● Provided records:
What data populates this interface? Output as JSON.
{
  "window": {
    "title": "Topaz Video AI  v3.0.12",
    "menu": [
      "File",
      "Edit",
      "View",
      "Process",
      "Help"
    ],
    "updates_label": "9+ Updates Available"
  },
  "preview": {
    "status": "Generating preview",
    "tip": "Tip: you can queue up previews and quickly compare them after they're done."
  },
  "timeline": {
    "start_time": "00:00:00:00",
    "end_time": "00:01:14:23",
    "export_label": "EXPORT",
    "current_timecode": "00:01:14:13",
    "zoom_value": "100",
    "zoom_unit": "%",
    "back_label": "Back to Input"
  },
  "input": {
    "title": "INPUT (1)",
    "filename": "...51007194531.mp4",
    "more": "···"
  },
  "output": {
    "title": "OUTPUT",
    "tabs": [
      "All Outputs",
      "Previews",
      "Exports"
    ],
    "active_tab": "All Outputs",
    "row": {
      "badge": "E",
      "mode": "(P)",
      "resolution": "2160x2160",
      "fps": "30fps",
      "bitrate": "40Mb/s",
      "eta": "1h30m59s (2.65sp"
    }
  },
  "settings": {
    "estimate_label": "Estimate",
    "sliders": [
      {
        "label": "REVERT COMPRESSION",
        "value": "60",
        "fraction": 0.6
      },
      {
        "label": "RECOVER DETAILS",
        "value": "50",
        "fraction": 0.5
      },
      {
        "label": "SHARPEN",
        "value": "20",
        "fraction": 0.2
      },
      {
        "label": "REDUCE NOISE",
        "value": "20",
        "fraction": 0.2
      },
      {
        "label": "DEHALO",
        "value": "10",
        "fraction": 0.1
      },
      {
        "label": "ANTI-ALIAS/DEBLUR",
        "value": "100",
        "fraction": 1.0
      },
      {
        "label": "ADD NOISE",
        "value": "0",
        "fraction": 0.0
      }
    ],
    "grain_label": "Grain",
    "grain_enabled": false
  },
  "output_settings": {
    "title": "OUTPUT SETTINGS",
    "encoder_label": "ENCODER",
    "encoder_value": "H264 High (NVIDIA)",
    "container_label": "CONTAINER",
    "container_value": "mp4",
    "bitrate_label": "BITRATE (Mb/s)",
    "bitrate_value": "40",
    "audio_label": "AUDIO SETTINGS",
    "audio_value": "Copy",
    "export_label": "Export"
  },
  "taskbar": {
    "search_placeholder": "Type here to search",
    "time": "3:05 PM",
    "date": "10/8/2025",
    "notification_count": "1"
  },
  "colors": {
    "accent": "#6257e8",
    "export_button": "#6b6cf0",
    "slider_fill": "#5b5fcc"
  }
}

● Written task: Each record should come back exactly as written.

● Output:
What data populates this interface? Output as JSON.
{
  "window": {
    "title": "Topaz Video AI  v3.0.12",
    "menu": [
      "File",
      "Edit",
      "View",
      "Process",
      "Help"
    ],
    "updates_label": "9+ Updates Available"
  },
  "preview": {
    "status": "Generating preview",
    "tip": "Tip: you can queue up previews and quickly compare them after they're done."
  },
  "timeline": {
    "start_time": "00:00:00:00",
    "end_time": "00:01:14:23",
    "export_label": "EXPORT",
    "current_timecode": "00:01:14:13",
    "zoom_value": "100",
    "zoom_unit": "%",
    "back_label": "Back to Input"
  },
  "input": {
    "title": "INPUT (1)",
    "filename": "...51007194531.mp4",
    "more": "···"
  },
  "output": {
    "title": "OUTPUT",
    "tabs": [
      "All Outputs",
      "Previews",
      "Exports"
    ],
    "active_tab": "All Outputs",
    "row": {
      "badge": "E",
      "mode": "(P)",
      "resolution": "2160x2160",
      "fps": "30fps",
      "bitrate": "40Mb/s",
      "eta": "1h30m59s (2.65sp"
    }
  },
  "settings": {
    "estimate_label": "Estimate",
    "sliders": [
      {
        "label": "REVERT COMPRESSION",
        "value": "60",
        "fraction": 0.6
      },
      {
        "label": "RECOVER DETAILS",
        "value": "50",
        "fraction": 0.5
      },
      {
        "label": "SHARPEN",
        "value": "20",
        "fraction": 0.2
      },
      {
        "label": "REDUCE NOISE",
        "value": "20",
        "fraction": 0.2
      },
      {
        "label": "DEHALO",
        "value": "10",
        "fraction": 0.1
      },
      {
        "label": "ANTI-ALIAS/DEBLUR",
        "value": "100",
        "fraction": 1.0
      },
      {
        "label": "ADD NOISE",
        "value": "0",
        "fraction": 0.0
      }
    ],
    "grain_label": "Grain",
    "grain_enabled": false
  },
  "output_settings": {
    "title": "OUTPUT SETTINGS",
    "encoder_label": "ENCODER",
    "encoder_value": "H264 High (NVIDIA)",
    "container_label": "CONTAINER",
    "container_value": "mp4",
    "bitrate_label": "BITRATE (Mb/s)",
    "bitrate_value": "40",
    "audio_label": "AUDIO SETTINGS",
    "audio_value": "Copy",
    "export_label": "Export"
  },
  "taskbar": {
    "search_placeholder": "Type here to search",
    "time": "3:05 PM",
    "date": "10/8/2025",
    "notification_count": "1"
  },
  "colors": {
    "accent": "#6257e8",
    "export_button": "#6b6cf0",
    "slider_fill": "#5b5fcc"
  }
}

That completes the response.